Dataset listings of figures
● ● ●

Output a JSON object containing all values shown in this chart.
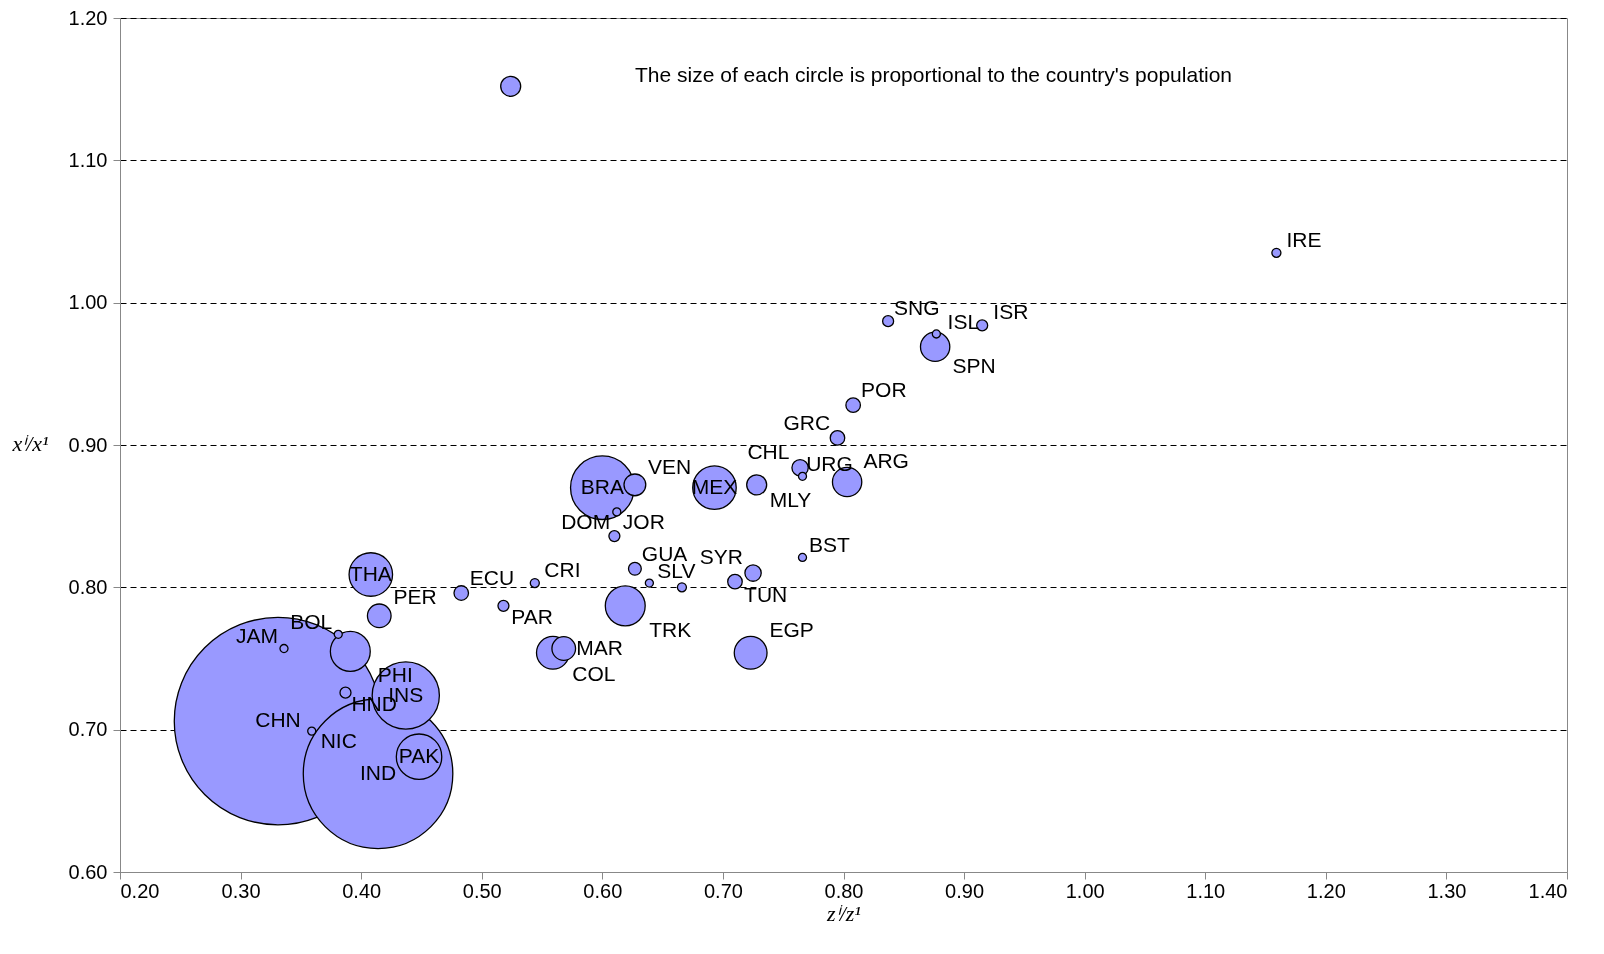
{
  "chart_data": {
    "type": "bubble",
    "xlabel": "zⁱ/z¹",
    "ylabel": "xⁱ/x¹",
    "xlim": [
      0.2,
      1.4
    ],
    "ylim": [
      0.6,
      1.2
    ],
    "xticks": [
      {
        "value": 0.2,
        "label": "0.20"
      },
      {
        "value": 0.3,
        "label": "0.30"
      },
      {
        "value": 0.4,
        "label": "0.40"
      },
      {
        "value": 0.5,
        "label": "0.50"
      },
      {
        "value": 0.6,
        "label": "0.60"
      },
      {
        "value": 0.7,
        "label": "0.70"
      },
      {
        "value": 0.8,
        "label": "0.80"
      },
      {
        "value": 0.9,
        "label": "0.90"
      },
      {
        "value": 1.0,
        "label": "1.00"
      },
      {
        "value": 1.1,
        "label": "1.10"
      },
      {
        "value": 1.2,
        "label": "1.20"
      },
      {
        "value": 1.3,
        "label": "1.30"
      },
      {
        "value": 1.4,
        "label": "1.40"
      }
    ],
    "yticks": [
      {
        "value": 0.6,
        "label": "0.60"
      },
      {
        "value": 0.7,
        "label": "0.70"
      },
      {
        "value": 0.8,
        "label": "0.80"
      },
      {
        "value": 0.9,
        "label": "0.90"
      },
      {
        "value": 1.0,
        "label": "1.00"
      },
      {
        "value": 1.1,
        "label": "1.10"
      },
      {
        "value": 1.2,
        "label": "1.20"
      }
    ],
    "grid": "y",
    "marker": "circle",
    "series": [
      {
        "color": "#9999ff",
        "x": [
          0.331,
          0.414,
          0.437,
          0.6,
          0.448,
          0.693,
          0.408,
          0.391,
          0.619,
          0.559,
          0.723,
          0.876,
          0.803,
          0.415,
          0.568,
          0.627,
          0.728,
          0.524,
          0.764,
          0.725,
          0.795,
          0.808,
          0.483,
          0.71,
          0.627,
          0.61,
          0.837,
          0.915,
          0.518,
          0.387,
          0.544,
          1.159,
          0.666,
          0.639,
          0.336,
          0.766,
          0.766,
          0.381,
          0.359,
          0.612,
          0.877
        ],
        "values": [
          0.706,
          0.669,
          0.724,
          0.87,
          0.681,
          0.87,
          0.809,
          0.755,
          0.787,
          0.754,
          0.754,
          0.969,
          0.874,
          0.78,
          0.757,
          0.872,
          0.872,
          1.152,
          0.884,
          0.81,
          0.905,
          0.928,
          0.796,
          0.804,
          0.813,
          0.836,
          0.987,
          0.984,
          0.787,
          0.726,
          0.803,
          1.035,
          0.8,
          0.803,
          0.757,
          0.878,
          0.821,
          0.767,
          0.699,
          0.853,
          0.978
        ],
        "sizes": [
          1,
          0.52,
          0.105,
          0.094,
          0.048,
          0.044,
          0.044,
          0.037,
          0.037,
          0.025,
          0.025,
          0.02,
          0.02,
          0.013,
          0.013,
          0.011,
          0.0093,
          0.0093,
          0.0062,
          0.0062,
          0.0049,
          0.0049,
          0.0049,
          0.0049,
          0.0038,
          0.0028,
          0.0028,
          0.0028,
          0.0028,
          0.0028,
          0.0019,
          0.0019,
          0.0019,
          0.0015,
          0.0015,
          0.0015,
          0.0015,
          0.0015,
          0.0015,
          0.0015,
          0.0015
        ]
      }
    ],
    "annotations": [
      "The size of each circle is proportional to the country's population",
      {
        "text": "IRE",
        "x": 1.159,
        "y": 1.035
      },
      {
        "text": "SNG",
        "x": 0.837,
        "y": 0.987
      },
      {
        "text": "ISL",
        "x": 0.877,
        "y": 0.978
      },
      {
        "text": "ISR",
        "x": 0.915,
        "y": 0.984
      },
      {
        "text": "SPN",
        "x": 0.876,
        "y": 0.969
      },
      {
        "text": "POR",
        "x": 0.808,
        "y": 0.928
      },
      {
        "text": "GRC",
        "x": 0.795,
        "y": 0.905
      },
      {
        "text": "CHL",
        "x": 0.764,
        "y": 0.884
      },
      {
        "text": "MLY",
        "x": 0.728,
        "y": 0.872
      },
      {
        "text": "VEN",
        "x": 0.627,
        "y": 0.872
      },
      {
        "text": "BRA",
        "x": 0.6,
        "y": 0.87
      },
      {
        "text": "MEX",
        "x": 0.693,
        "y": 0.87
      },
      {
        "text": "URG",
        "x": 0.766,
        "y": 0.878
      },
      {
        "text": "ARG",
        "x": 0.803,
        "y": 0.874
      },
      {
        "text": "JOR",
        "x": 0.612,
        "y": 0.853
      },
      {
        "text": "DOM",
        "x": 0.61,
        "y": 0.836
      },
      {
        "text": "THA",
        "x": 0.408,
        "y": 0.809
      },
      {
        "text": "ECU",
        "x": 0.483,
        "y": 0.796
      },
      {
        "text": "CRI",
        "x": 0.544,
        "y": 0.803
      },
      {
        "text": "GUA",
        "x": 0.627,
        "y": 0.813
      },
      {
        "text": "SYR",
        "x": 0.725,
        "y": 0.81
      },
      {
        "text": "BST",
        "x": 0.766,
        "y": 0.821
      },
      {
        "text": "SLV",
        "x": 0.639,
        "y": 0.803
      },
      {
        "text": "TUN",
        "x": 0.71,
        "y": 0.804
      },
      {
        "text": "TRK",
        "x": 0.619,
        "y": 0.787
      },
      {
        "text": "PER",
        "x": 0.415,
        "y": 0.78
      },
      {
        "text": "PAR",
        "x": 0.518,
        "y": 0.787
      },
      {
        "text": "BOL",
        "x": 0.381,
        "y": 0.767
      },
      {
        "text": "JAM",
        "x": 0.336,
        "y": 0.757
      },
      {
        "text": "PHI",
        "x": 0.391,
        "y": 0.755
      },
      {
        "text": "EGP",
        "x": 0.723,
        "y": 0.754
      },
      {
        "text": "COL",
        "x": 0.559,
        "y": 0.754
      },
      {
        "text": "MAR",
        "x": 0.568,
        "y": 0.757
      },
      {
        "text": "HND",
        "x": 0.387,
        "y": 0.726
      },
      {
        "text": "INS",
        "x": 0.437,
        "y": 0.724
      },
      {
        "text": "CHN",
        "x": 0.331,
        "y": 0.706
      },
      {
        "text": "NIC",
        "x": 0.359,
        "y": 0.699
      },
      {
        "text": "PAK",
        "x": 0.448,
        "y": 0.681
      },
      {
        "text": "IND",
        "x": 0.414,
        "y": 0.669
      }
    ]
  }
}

● ● ●

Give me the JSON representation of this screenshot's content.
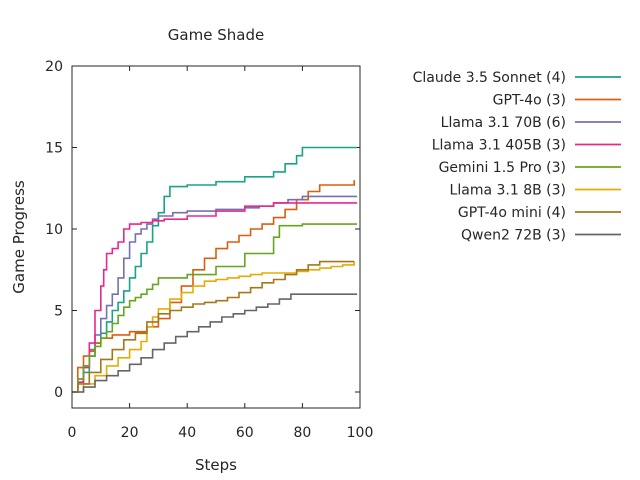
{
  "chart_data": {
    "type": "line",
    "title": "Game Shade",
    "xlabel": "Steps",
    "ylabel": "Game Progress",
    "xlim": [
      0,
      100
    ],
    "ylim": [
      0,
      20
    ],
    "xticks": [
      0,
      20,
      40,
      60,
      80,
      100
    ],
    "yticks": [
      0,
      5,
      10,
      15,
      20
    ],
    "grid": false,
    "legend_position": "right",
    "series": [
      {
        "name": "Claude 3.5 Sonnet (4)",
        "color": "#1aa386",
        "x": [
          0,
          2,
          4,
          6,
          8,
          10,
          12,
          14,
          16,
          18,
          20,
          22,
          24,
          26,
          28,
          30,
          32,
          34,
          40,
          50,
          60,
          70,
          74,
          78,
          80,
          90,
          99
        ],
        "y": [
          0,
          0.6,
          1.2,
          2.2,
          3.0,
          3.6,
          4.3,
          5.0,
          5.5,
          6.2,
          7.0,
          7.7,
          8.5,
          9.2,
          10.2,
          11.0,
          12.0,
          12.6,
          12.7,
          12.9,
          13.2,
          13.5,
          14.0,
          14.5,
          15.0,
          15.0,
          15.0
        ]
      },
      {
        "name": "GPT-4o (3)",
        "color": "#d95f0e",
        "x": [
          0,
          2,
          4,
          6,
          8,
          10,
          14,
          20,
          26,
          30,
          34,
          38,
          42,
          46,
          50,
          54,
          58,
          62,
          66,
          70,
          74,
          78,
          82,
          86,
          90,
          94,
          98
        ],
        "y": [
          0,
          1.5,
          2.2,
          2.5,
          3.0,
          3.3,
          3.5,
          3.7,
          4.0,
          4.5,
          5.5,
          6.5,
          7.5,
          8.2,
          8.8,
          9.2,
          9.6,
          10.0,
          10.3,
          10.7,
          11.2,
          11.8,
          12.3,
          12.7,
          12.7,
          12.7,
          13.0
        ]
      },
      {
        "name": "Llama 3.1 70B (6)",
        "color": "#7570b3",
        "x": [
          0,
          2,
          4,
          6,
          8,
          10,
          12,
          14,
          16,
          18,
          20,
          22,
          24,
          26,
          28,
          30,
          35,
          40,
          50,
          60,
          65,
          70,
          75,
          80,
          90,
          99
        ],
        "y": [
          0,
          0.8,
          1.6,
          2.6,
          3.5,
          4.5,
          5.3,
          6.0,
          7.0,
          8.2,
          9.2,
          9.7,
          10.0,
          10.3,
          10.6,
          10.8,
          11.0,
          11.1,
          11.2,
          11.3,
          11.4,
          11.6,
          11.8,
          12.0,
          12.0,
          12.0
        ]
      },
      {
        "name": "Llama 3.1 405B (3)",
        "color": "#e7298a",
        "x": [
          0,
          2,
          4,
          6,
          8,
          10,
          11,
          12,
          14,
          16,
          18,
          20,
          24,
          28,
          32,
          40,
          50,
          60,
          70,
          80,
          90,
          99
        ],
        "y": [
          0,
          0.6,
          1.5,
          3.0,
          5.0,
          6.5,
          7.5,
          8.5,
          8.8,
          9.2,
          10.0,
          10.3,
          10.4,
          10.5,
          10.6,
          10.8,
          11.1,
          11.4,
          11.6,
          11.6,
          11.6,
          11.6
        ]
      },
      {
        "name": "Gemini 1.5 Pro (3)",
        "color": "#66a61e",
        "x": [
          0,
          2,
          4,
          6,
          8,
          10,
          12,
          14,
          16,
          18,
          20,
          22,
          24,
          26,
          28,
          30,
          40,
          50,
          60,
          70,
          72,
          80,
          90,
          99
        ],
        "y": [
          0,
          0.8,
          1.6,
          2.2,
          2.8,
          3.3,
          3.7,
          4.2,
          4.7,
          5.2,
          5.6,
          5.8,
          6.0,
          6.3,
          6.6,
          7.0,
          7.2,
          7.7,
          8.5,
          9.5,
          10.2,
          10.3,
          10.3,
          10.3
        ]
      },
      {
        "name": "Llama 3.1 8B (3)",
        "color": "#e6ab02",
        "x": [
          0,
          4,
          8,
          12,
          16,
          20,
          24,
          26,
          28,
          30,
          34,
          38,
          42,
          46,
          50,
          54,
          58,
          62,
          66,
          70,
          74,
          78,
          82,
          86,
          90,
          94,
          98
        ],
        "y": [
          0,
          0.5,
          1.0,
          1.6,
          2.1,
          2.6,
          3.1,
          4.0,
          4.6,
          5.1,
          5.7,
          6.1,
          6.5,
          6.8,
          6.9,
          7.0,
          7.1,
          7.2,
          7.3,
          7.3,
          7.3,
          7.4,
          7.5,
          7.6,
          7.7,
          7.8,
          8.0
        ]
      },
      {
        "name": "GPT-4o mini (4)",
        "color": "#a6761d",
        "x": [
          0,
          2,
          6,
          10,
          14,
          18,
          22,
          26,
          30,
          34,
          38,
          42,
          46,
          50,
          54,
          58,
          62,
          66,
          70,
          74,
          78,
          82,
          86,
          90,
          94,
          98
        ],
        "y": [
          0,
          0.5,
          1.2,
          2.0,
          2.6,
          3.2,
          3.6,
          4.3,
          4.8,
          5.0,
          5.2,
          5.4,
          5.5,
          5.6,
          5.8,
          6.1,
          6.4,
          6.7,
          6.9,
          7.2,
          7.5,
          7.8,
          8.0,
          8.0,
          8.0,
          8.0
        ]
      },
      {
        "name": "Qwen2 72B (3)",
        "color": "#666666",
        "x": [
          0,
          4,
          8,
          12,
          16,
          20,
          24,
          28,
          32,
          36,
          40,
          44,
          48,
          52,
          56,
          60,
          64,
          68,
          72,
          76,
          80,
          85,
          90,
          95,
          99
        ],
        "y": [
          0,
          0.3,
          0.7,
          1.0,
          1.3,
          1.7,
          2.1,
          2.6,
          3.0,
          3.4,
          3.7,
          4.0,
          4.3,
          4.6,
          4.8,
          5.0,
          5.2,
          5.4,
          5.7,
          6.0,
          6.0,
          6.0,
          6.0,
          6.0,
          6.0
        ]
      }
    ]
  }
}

● ● ●

Copy out every line with the word "values".

▸ Response below:
Output a JSON object containing all values shown in this chart.
        "values": [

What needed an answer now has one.